╔══

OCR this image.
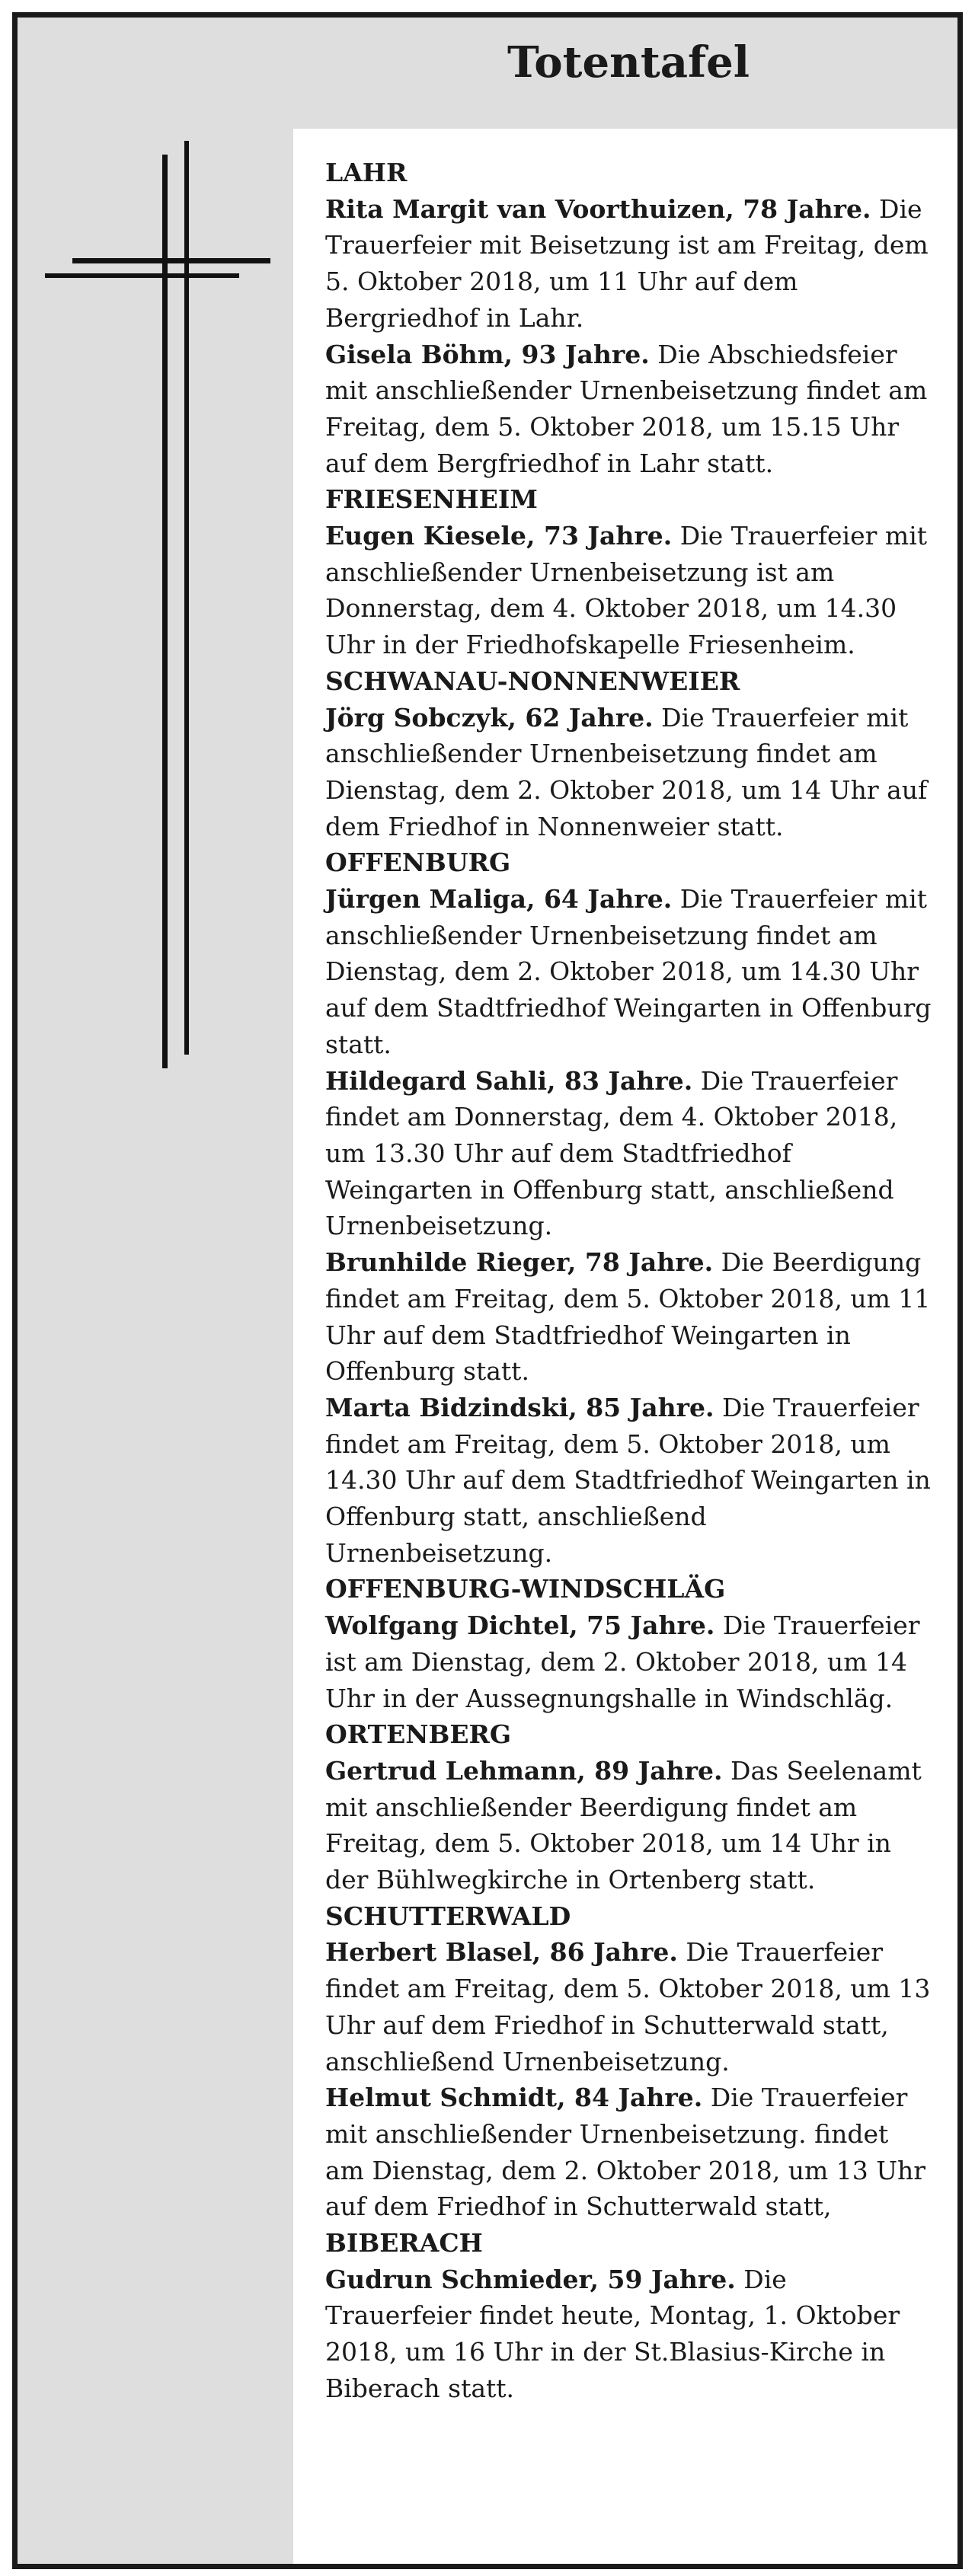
Totentafel
LAHR
Rita Margit van Voorthuizen, 78 Jahre. Die Trauerfeier mit Beisetzung ist am Freitag, dem 5. Oktober 2018, um 11 Uhr auf dem Bergriedhof in Lahr.
Gisela Böhm, 93 Jahre. Die Abschiedsfeier mit anschließender Urnenbeisetzung findet am Freitag, dem 5. Oktober 2018, um 15.15 Uhr auf dem Bergfriedhof in Lahr statt.
FRIESENHEIM
Eugen Kiesele, 73 Jahre. Die Trauerfeier mit anschließender Urnenbeisetzung ist am Donnerstag, dem 4. Oktober 2018, um 14.30 Uhr in der Friedhofskapelle Friesenheim.
SCHWANAU-NONNENWEIER
Jörg Sobczyk, 62 Jahre. Die Trauerfeier mit anschließender Urnenbeisetzung findet am Dienstag, dem 2. Oktober 2018, um 14 Uhr auf dem Friedhof in Nonnenweier statt.
OFFENBURG
Jürgen Maliga, 64 Jahre. Die Trauerfeier mit anschließender Urnenbeisetzung findet am Dienstag, dem 2. Oktober 2018, um 14.30 Uhr auf dem Stadtfriedhof Weingarten in Offenburg statt.
Hildegard Sahli, 83 Jahre. Die Trauerfeier findet am Donnerstag, dem 4. Oktober 2018, um 13.30 Uhr auf dem Stadtfriedhof Weingarten in Offenburg statt, anschließend Urnenbeisetzung.
Brunhilde Rieger, 78 Jahre. Die Beerdigung findet am Freitag, dem 5. Oktober 2018, um 11 Uhr auf dem Stadtfriedhof Weingarten in Offenburg statt.
Marta Bidzindski, 85 Jahre. Die Trauerfeier findet am Freitag, dem 5. Oktober 2018, um 14.30 Uhr auf dem Stadtfriedhof Weingarten in Offenburg statt, anschließend Urnenbeisetzung.
OFFENBURG-WINDSCHLÄG
Wolfgang Dichtel, 75 Jahre. Die Trauerfeier ist am Dienstag, dem 2. Oktober 2018, um 14 Uhr in der Aussegnungshalle in Windschläg.
ORTENBERG
Gertrud Lehmann, 89 Jahre. Das Seelenamt mit anschließender Beerdigung findet am Freitag, dem 5. Oktober 2018, um 14 Uhr in der Bühlwegkirche in Ortenberg statt.
SCHUTTERWALD
Herbert Blasel, 86 Jahre. Die Trauerfeier findet am Freitag, dem 5. Oktober 2018, um 13 Uhr auf dem Friedhof in Schutterwald statt, anschließend Urnenbeisetzung.
Helmut Schmidt, 84 Jahre. Die Trauerfeier mit anschließender Urnenbeisetzung. findet am Dienstag, dem 2. Oktober 2018, um 13 Uhr auf dem Friedhof in Schutterwald statt,
BIBERACH
Gudrun Schmieder, 59 Jahre. Die Trauerfeier findet heute, Montag, 1. Oktober 2018, um 16 Uhr in der St.Blasius-Kirche in Biberach statt.
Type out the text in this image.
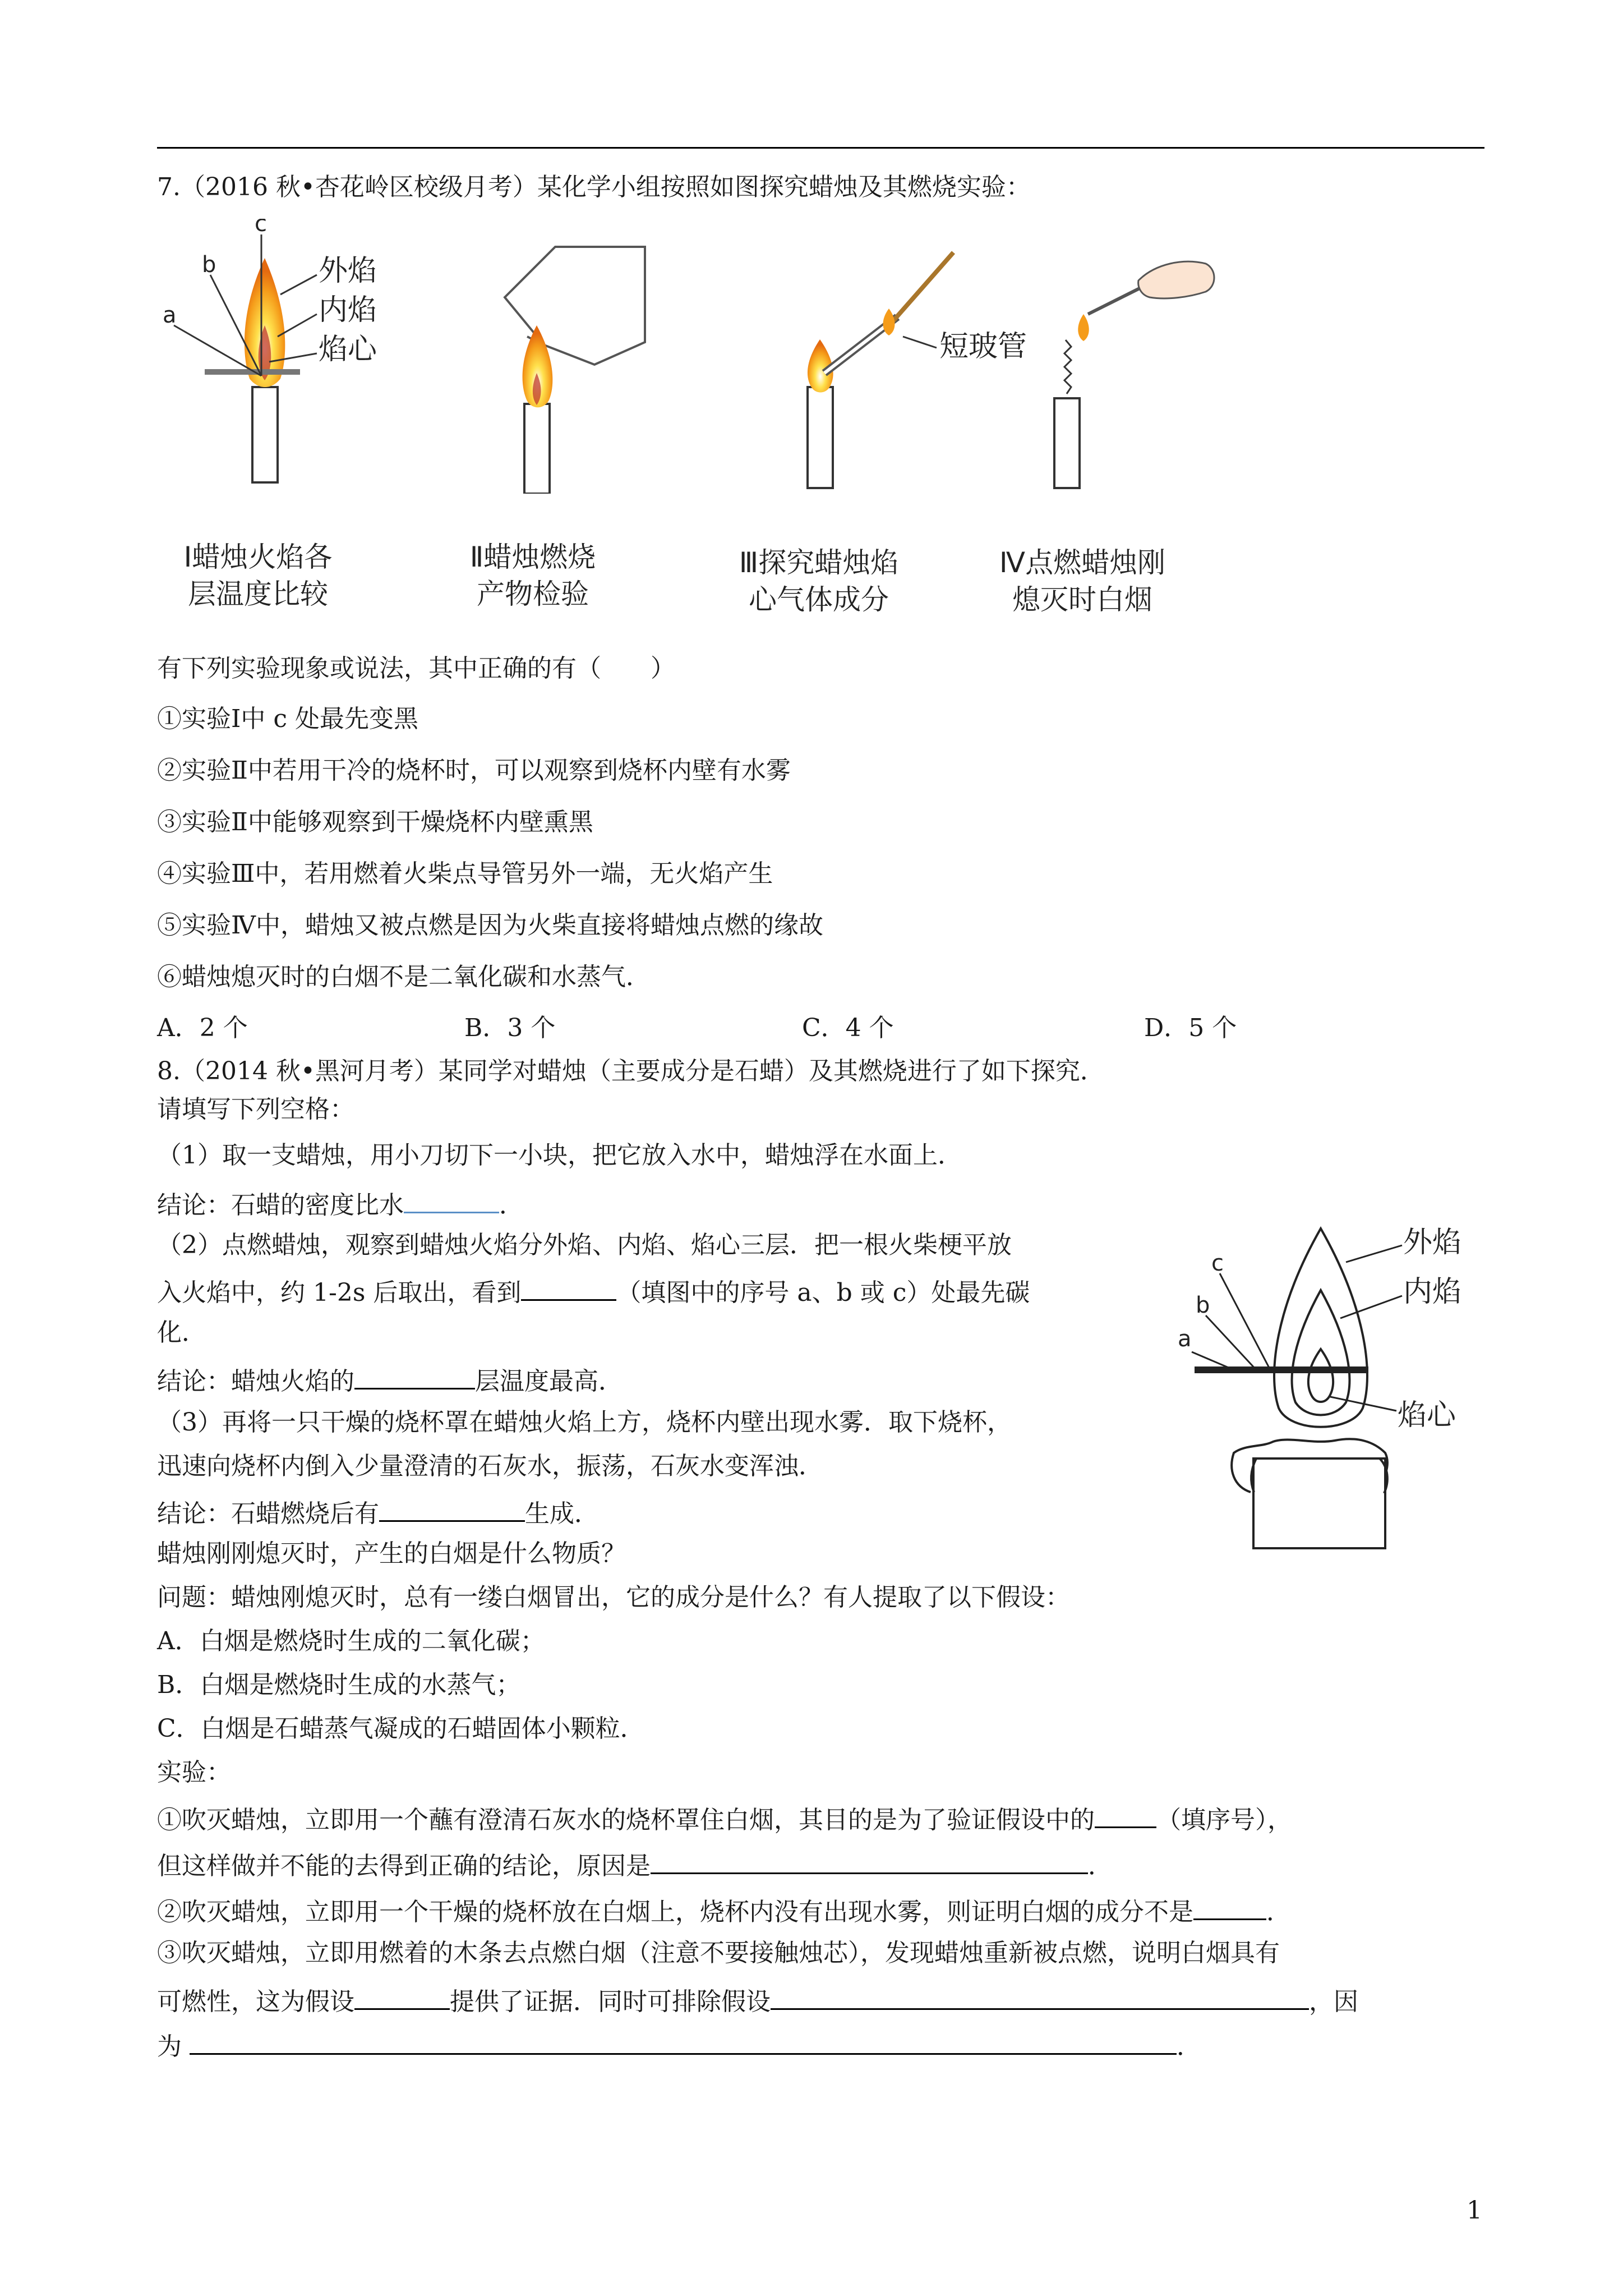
7.（2016 秋•杏花岭区校级月考）某化学小组按照如图探究蜡烛及其燃烧实验：
c
b
a
外焰
内焰
焰心	短玻管
Ⅰ蜡烛火焰各
层温度比较
Ⅱ蜡烛燃烧
产物检验
Ⅲ探究蜡烛焰
心气体成分
Ⅳ点燃蜡烛刚
熄灭时白烟
有下列实验现象或说法，其中正确的有（　　）
①实验Ⅰ中 c 处最先变黑
②实验Ⅱ中若用干冷的烧杯时，可以观察到烧杯内壁有水雾
③实验Ⅱ中能够观察到干燥烧杯内壁熏黑
④实验Ⅲ中，若用燃着火柴点导管另外一端，无火焰产生
⑤实验Ⅳ中，蜡烛又被点燃是因为火柴直接将蜡烛点燃的缘故
⑥蜡烛熄灭时的白烟不是二氧化碳和水蒸气．
A．2 个	B．3 个	C．4 个	D．5 个
8.（2014 秋•黑河月考）某同学对蜡烛（主要成分是石蜡）及其燃烧进行了如下探究．
请填写下列空格：
（1）取一支蜡烛，用小刀切下一小块，把它放入水中，蜡烛浮在水面上．
结论：石蜡的密度比水	．
（2）点燃蜡烛，观察到蜡烛火焰分外焰、内焰、焰心三层．把一根火柴梗平放
入火焰中，约 1-2s 后取出，看到	（填图中的序号 a、b 或 c）处最先碳
化．
结论：蜡烛火焰的	层温度最高．
（3）再将一只干燥的烧杯罩在蜡烛火焰上方，烧杯内壁出现水雾．取下烧杯，
迅速向烧杯内倒入少量澄清的石灰水，振荡，石灰水变浑浊．
结论：石蜡燃烧后有	生成．
蜡烛刚刚熄灭时，产生的白烟是什么物质？
问题：蜡烛刚熄灭时，总有一缕白烟冒出，它的成分是什么？有人提取了以下假设：
A．白烟是燃烧时生成的二氧化碳；
B．白烟是燃烧时生成的水蒸气；
C．白烟是石蜡蒸气凝成的石蜡固体小颗粒．
实验：
①吹灭蜡烛，立即用一个蘸有澄清石灰水的烧杯罩住白烟，其目的是为了验证假设中的	（填序号），
但这样做并不能的去得到正确的结论，原因是	．
②吹灭蜡烛，立即用一个干燥的烧杯放在白烟上，烧杯内没有出现水雾，则证明白烟的成分不是	．
③吹灭蜡烛，立即用燃着的木条去点燃白烟（注意不要接触烛芯），发现蜡烛重新被点燃，说明白烟具有
可燃性，这为假设	提供了证据．同时可排除假设	，因
为	．
c
b
a
外焰
内焰
焰心
1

╚══

● What you should do:
Identify lines with the string "image". Copy each one.

● Result of this task:
OCR this image.
Type out the text in this image.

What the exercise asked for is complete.